Collected data:
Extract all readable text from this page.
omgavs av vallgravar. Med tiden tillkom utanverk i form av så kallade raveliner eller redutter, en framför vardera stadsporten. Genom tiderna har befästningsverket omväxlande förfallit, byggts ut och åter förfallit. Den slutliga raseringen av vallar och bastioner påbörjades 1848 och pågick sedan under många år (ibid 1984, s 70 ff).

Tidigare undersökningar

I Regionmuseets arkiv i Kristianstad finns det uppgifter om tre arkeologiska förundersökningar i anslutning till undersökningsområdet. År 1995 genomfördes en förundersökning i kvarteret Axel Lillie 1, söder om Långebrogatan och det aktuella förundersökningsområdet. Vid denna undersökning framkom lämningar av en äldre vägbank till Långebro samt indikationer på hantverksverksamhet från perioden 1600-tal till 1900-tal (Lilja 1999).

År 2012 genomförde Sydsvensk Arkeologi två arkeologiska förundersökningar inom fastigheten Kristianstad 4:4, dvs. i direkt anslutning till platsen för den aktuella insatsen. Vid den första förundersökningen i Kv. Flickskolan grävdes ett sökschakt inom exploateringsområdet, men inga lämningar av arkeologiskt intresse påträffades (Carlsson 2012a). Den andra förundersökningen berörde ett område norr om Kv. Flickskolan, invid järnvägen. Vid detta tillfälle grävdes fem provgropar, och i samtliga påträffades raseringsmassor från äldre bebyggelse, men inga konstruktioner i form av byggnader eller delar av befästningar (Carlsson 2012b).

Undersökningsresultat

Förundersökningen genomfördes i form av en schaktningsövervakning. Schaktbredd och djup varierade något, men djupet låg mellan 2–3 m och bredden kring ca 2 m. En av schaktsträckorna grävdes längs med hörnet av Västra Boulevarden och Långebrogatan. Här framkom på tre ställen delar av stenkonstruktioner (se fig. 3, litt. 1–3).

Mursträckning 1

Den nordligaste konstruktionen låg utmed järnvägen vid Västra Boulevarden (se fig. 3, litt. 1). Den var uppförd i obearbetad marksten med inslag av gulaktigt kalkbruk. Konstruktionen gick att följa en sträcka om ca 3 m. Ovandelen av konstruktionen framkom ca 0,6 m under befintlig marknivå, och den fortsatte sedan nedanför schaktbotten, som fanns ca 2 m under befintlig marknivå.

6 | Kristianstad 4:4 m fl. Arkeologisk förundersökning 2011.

# Problem details:
Please return all lines from the records that hold the word "genomfördes".

# Exercise solution:
I Regionmuseets arkiv i Kristianstad finns det uppgifter om tre arkeologiska förundersökningar i anslutning till undersökningsområdet. År 1995 genomfördes en förundersökning i kvarteret Axel Lillie 1, söder om Långebrogatan och det aktuella förundersökningsområdet. Vid denna undersökning framkom lämningar av en äldre vägbank till Långebro samt indikationer på hantverksverksamhet från perioden 1600-tal till 1900-tal (Lilja 1999).
Förundersökningen genomfördes i form av en schaktningsövervakning. Schaktbredd och djup varierade något, men djupet låg mellan 2–3 m och bredden kring ca 2 m. En av schaktsträckorna grävdes längs med hörnet av Västra Boulevarden och Långebrogatan. Här framkom på tre ställen delar av stenkonstruktioner (se fig. 3, litt. 1–3).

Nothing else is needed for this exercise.